> SOURCE RECORDS:

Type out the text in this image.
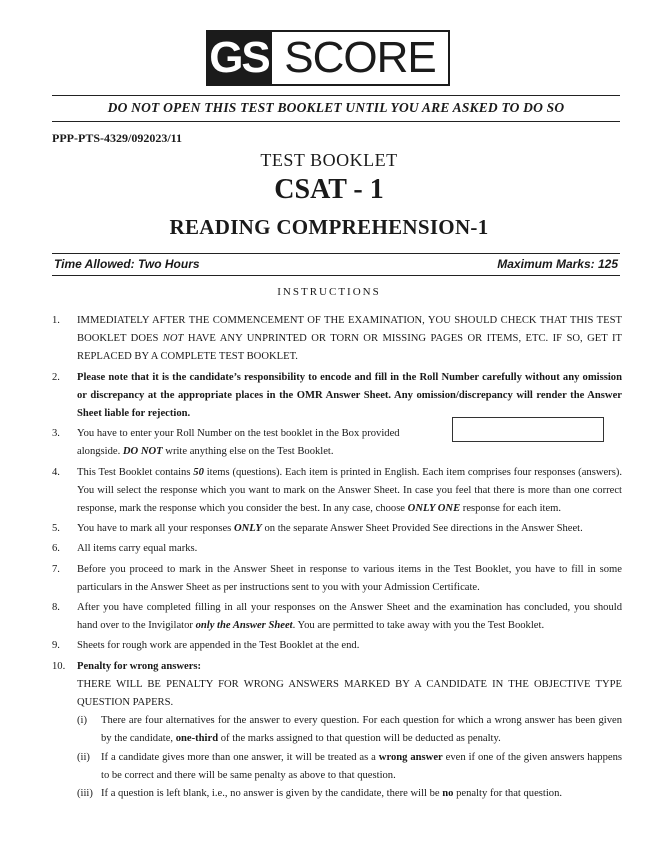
GS SCORE
DO NOT OPEN THIS TEST BOOKLET UNTIL YOU ARE ASKED TO DO SO
PPP-PTS-4329/092023/11
TEST BOOKLET
CSAT - 1
READING COMPREHENSION-1
Time Allowed: Two Hours	Maximum Marks: 125
INSTRUCTIONS
1.	IMMEDIATELY AFTER THE COMMENCEMENT OF THE EXAMINATION, YOU SHOULD CHECK THAT THIS TEST BOOKLET DOES NOT HAVE ANY UNPRINTED OR TORN OR MISSING PAGES OR ITEMS, ETC. IF SO, GET IT REPLACED BY A COMPLETE TEST BOOKLET.
2.	Please note that it is the candidate’s responsibility to encode and fill in the Roll Number carefully without any omission or discrepancy at the appropriate places in the OMR Answer Sheet. Any omission/discrepancy will render the Answer Sheet liable for rejection.
3.	You have to enter your Roll Number on the test booklet in the Box provided
alongside. DO NOT write anything else on the Test Booklet.
4.	This Test Booklet contains 50 items (questions). Each item is printed in English. Each item comprises four responses (answers). You will select the response which you want to mark on the Answer Sheet. In case you feel that there is more than one correct response, mark the response which you consider the best. In any case, choose ONLY ONE response for each item.
5.	You have to mark all your responses ONLY on the separate Answer Sheet Provided See directions in the Answer Sheet.
6.	All items carry equal marks.
7.	Before you proceed to mark in the Answer Sheet in response to various items in the Test Booklet, you have to fill in some particulars in the Answer Sheet as per instructions sent to you with your Admission Certificate.
8.	After you have completed filling in all your responses on the Answer Sheet and the examination has concluded, you should hand over to the Invigilator only the Answer Sheet. You are permitted to take away with you the Test Booklet.
9.	Sheets for rough work are appended in the Test Booklet at the end.
10.	Penalty for wrong answers:
THERE WILL BE PENALTY FOR WRONG ANSWERS MARKED BY A CANDIDATE IN THE OBJECTIVE TYPE QUESTION PAPERS.
(i)	There are four alternatives for the answer to every question. For each question for which a wrong answer has been given by the candidate, one-third of the marks assigned to that question will be deducted as penalty.
(ii)	If a candidate gives more than one answer, it will be treated as a wrong answer even if one of the given answers happens to be correct and there will be same penalty as above to that question.
(iii) If a question is left blank, i.e., no answer is given by the candidate, there will be no penalty for that question.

> PROBLEM REQUIREMENTS: Every record above should be written out again exactly; the pictures stay out of the copy.

> REPLY TO THE TASK:
Type out the text in this image.
GS SCORE
DO NOT OPEN THIS TEST BOOKLET UNTIL YOU ARE ASKED TO DO SO
PPP-PTS-4329/092023/11
TEST BOOKLET
CSAT - 1
READING COMPREHENSION-1
Time Allowed: Two Hours	Maximum Marks: 125
INSTRUCTIONS
1.	IMMEDIATELY AFTER THE COMMENCEMENT OF THE EXAMINATION, YOU SHOULD CHECK THAT THIS TEST BOOKLET DOES NOT HAVE ANY UNPRINTED OR TORN OR MISSING PAGES OR ITEMS, ETC. IF SO, GET IT REPLACED BY A COMPLETE TEST BOOKLET.
2.	Please note that it is the candidate’s responsibility to encode and fill in the Roll Number carefully without any omission or discrepancy at the appropriate places in the OMR Answer Sheet. Any omission/discrepancy will render the Answer Sheet liable for rejection.
3.	You have to enter your Roll Number on the test booklet in the Box provided
alongside. DO NOT write anything else on the Test Booklet.
4.	This Test Booklet contains 50 items (questions). Each item is printed in English. Each item comprises four responses (answers). You will select the response which you want to mark on the Answer Sheet. In case you feel that there is more than one correct response, mark the response which you consider the best. In any case, choose ONLY ONE response for each item.
5.	You have to mark all your responses ONLY on the separate Answer Sheet Provided See directions in the Answer Sheet.
6.	All items carry equal marks.
7.	Before you proceed to mark in the Answer Sheet in response to various items in the Test Booklet, you have to fill in some particulars in the Answer Sheet as per instructions sent to you with your Admission Certificate.
8.	After you have completed filling in all your responses on the Answer Sheet and the examination has concluded, you should hand over to the Invigilator only the Answer Sheet. You are permitted to take away with you the Test Booklet.
9.	Sheets for rough work are appended in the Test Booklet at the end.
10.	Penalty for wrong answers:
THERE WILL BE PENALTY FOR WRONG ANSWERS MARKED BY A CANDIDATE IN THE OBJECTIVE TYPE QUESTION PAPERS.
(i)	There are four alternatives for the answer to every question. For each question for which a wrong answer has been given by the candidate, one-third of the marks assigned to that question will be deducted as penalty.
(ii)	If a candidate gives more than one answer, it will be treated as a wrong answer even if one of the given answers happens to be correct and there will be same penalty as above to that question.
(iii) If a question is left blank, i.e., no answer is given by the candidate, there will be no penalty for that question.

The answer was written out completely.